ENTRIES -
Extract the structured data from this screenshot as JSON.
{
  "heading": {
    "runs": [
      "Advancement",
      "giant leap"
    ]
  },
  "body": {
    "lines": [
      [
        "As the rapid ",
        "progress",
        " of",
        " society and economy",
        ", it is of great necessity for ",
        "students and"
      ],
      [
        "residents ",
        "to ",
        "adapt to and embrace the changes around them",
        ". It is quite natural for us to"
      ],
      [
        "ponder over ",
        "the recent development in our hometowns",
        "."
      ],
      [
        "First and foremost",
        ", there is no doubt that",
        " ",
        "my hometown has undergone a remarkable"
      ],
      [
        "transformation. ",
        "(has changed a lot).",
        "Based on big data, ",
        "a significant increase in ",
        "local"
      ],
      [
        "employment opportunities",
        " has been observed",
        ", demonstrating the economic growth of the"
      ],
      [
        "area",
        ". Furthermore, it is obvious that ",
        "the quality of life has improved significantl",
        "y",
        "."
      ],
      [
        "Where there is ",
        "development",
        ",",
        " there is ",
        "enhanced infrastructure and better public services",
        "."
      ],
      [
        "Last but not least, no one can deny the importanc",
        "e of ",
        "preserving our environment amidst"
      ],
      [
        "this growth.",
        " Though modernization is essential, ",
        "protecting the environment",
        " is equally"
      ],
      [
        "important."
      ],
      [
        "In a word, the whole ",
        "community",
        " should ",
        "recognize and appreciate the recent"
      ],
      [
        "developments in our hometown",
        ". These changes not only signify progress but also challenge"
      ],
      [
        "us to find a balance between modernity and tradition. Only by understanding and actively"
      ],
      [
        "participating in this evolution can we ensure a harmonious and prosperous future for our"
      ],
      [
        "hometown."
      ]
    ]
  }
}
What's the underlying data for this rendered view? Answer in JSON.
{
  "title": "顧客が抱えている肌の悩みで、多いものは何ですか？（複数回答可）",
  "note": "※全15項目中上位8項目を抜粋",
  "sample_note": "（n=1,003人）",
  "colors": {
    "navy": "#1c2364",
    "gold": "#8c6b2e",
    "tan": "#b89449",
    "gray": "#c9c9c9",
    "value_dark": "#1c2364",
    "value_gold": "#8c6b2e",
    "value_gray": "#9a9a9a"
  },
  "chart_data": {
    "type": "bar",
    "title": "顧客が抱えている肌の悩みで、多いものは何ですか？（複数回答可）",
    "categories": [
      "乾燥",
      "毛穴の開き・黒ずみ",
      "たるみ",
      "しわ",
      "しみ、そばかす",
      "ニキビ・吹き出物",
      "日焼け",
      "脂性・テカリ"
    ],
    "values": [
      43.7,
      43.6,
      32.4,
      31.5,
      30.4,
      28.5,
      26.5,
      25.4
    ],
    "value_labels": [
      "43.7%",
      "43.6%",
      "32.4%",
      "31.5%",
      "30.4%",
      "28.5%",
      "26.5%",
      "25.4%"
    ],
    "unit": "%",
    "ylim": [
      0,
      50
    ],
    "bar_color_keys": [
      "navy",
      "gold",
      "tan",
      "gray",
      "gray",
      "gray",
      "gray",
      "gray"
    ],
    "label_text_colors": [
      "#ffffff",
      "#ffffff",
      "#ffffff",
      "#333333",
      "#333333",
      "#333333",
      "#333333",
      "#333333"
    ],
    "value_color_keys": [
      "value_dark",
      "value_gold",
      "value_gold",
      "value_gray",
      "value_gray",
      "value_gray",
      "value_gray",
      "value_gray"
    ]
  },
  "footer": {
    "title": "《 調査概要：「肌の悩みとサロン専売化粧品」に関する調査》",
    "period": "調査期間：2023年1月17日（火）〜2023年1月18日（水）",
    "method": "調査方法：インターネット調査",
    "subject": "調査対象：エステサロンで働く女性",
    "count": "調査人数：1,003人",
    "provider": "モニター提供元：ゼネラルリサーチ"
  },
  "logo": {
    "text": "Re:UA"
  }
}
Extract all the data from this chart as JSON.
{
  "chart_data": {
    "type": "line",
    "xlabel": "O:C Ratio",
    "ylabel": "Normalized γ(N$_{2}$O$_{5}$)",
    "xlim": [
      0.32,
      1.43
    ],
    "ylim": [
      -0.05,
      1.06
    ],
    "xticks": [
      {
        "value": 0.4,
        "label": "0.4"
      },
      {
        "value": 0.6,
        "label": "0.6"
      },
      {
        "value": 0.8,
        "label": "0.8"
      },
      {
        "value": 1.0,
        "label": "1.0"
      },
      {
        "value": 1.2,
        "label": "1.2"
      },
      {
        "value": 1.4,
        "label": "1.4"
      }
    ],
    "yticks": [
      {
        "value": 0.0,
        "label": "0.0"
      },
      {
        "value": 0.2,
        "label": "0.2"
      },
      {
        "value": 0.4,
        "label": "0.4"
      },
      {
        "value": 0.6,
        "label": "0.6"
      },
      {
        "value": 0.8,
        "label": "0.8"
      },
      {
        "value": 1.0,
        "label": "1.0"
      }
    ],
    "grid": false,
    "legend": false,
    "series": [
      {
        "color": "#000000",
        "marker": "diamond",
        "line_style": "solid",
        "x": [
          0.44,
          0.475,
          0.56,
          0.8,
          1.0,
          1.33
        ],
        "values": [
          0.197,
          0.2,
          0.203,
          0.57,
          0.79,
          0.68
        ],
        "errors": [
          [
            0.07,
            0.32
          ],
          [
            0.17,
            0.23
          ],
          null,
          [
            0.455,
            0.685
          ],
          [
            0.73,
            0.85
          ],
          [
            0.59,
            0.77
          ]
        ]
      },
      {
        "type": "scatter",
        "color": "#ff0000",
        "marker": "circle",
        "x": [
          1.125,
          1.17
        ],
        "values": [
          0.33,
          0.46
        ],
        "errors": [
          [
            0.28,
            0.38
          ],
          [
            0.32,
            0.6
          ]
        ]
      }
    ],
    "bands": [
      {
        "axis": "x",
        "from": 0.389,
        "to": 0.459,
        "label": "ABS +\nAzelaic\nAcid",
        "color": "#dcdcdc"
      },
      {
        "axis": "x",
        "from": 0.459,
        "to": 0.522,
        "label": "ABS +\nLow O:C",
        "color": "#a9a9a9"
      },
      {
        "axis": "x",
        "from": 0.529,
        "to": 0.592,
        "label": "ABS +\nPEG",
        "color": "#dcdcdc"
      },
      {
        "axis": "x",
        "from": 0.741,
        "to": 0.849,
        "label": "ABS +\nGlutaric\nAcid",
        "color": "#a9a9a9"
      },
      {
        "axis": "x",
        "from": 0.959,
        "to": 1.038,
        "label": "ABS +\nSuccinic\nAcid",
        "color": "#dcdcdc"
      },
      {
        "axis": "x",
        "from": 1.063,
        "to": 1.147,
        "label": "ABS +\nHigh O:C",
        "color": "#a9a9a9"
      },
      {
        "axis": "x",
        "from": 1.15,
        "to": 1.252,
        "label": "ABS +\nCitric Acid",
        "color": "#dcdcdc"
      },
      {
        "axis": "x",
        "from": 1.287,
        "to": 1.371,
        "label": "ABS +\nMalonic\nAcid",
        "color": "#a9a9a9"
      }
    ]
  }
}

TASK OBJECTIVE -
Extract all of the data exactly as written.

EXERCISE RESULT -
Extract the structured data from this screenshot as JSON.
{
  "heading": {
    "runs": [
      "Advancement",
      "giant leap"
    ]
  },
  "body": {
    "lines": [
      [
        "As the rapid ",
        "progress",
        " of",
        " society and economy",
        ", it is of great necessity for ",
        "students and"
      ],
      [
        "residents ",
        "to ",
        "adapt to and embrace the changes around them",
        ". It is quite natural for us to"
      ],
      [
        "ponder over ",
        "the recent development in our hometowns",
        "."
      ],
      [
        "First and foremost",
        ", there is no doubt that",
        " ",
        "my hometown has undergone a remarkable"
      ],
      [
        "transformation. ",
        "(has changed a lot).",
        "Based on big data, ",
        "a significant increase in ",
        "local"
      ],
      [
        "employment opportunities",
        " has been observed",
        ", demonstrating the economic growth of the"
      ],
      [
        "area",
        ". Furthermore, it is obvious that ",
        "the quality of life has improved significantl",
        "y",
        "."
      ],
      [
        "Where there is ",
        "development",
        ",",
        " there is ",
        "enhanced infrastructure and better public services",
        "."
      ],
      [
        "Last but not least, no one can deny the importanc",
        "e of ",
        "preserving our environment amidst"
      ],
      [
        "this growth.",
        " Though modernization is essential, ",
        "protecting the environment",
        " is equally"
      ],
      [
        "important."
      ],
      [
        "In a word, the whole ",
        "community",
        " should ",
        "recognize and appreciate the recent"
      ],
      [
        "developments in our hometown",
        ". These changes not only signify progress but also challenge"
      ],
      [
        "us to find a balance between modernity and tradition. Only by understanding and actively"
      ],
      [
        "participating in this evolution can we ensure a harmonious and prosperous future for our"
      ],
      [
        "hometown."
      ]
    ]
  }
}
What's the underlying data for this rendered view? Answer in JSON.
{
  "title": "顧客が抱えている肌の悩みで、多いものは何ですか？（複数回答可）",
  "note": "※全15項目中上位8項目を抜粋",
  "sample_note": "（n=1,003人）",
  "colors": {
    "navy": "#1c2364",
    "gold": "#8c6b2e",
    "tan": "#b89449",
    "gray": "#c9c9c9",
    "value_dark": "#1c2364",
    "value_gold": "#8c6b2e",
    "value_gray": "#9a9a9a"
  },
  "chart_data": {
    "type": "bar",
    "title": "顧客が抱えている肌の悩みで、多いものは何ですか？（複数回答可）",
    "categories": [
      "乾燥",
      "毛穴の開き・黒ずみ",
      "たるみ",
      "しわ",
      "しみ、そばかす",
      "ニキビ・吹き出物",
      "日焼け",
      "脂性・テカリ"
    ],
    "values": [
      43.7,
      43.6,
      32.4,
      31.5,
      30.4,
      28.5,
      26.5,
      25.4
    ],
    "value_labels": [
      "43.7%",
      "43.6%",
      "32.4%",
      "31.5%",
      "30.4%",
      "28.5%",
      "26.5%",
      "25.4%"
    ],
    "unit": "%",
    "ylim": [
      0,
      50
    ],
    "bar_color_keys": [
      "navy",
      "gold",
      "tan",
      "gray",
      "gray",
      "gray",
      "gray",
      "gray"
    ],
    "label_text_colors": [
      "#ffffff",
      "#ffffff",
      "#ffffff",
      "#333333",
      "#333333",
      "#333333",
      "#333333",
      "#333333"
    ],
    "value_color_keys": [
      "value_dark",
      "value_gold",
      "value_gold",
      "value_gray",
      "value_gray",
      "value_gray",
      "value_gray",
      "value_gray"
    ]
  },
  "footer": {
    "title": "《 調査概要：「肌の悩みとサロン専売化粧品」に関する調査》",
    "period": "調査期間：2023年1月17日（火）〜2023年1月18日（水）",
    "method": "調査方法：インターネット調査",
    "subject": "調査対象：エステサロンで働く女性",
    "count": "調査人数：1,003人",
    "provider": "モニター提供元：ゼネラルリサーチ"
  },
  "logo": {
    "text": "Re:UA"
  }
}
Extract all the data from this chart as JSON.
{
  "chart_data": {
    "type": "line",
    "xlabel": "O:C Ratio",
    "ylabel": "Normalized γ(N$_{2}$O$_{5}$)",
    "xlim": [
      0.32,
      1.43
    ],
    "ylim": [
      -0.05,
      1.06
    ],
    "xticks": [
      {
        "value": 0.4,
        "label": "0.4"
      },
      {
        "value": 0.6,
        "label": "0.6"
      },
      {
        "value": 0.8,
        "label": "0.8"
      },
      {
        "value": 1.0,
        "label": "1.0"
      },
      {
        "value": 1.2,
        "label": "1.2"
      },
      {
        "value": 1.4,
        "label": "1.4"
      }
    ],
    "yticks": [
      {
        "value": 0.0,
        "label": "0.0"
      },
      {
        "value": 0.2,
        "label": "0.2"
      },
      {
        "value": 0.4,
        "label": "0.4"
      },
      {
        "value": 0.6,
        "label": "0.6"
      },
      {
        "value": 0.8,
        "label": "0.8"
      },
      {
        "value": 1.0,
        "label": "1.0"
      }
    ],
    "grid": false,
    "legend": false,
    "series": [
      {
        "color": "#000000",
        "marker": "diamond",
        "line_style": "solid",
        "x": [
          0.44,
          0.475,
          0.56,
          0.8,
          1.0,
          1.33
        ],
        "values": [
          0.197,
          0.2,
          0.203,
          0.57,
          0.79,
          0.68
        ],
        "errors": [
          [
            0.07,
            0.32
          ],
          [
            0.17,
            0.23
          ],
          null,
          [
            0.455,
            0.685
          ],
          [
            0.73,
            0.85
          ],
          [
            0.59,
            0.77
          ]
        ]
      },
      {
        "type": "scatter",
        "color": "#ff0000",
        "marker": "circle",
        "x": [
          1.125,
          1.17
        ],
        "values": [
          0.33,
          0.46
        ],
        "errors": [
          [
            0.28,
            0.38
          ],
          [
            0.32,
            0.6
          ]
        ]
      }
    ],
    "bands": [
      {
        "axis": "x",
        "from": 0.389,
        "to": 0.459,
        "label": "ABS +\nAzelaic\nAcid",
        "color": "#dcdcdc"
      },
      {
        "axis": "x",
        "from": 0.459,
        "to": 0.522,
        "label": "ABS +\nLow O:C",
        "color": "#a9a9a9"
      },
      {
        "axis": "x",
        "from": 0.529,
        "to": 0.592,
        "label": "ABS +\nPEG",
        "color": "#dcdcdc"
      },
      {
        "axis": "x",
        "from": 0.741,
        "to": 0.849,
        "label": "ABS +\nGlutaric\nAcid",
        "color": "#a9a9a9"
      },
      {
        "axis": "x",
        "from": 0.959,
        "to": 1.038,
        "label": "ABS +\nSuccinic\nAcid",
        "color": "#dcdcdc"
      },
      {
        "axis": "x",
        "from": 1.063,
        "to": 1.147,
        "label": "ABS +\nHigh O:C",
        "color": "#a9a9a9"
      },
      {
        "axis": "x",
        "from": 1.15,
        "to": 1.252,
        "label": "ABS +\nCitric Acid",
        "color": "#dcdcdc"
      },
      {
        "axis": "x",
        "from": 1.287,
        "to": 1.371,
        "label": "ABS +\nMalonic\nAcid",
        "color": "#a9a9a9"
      }
    ]
  }
}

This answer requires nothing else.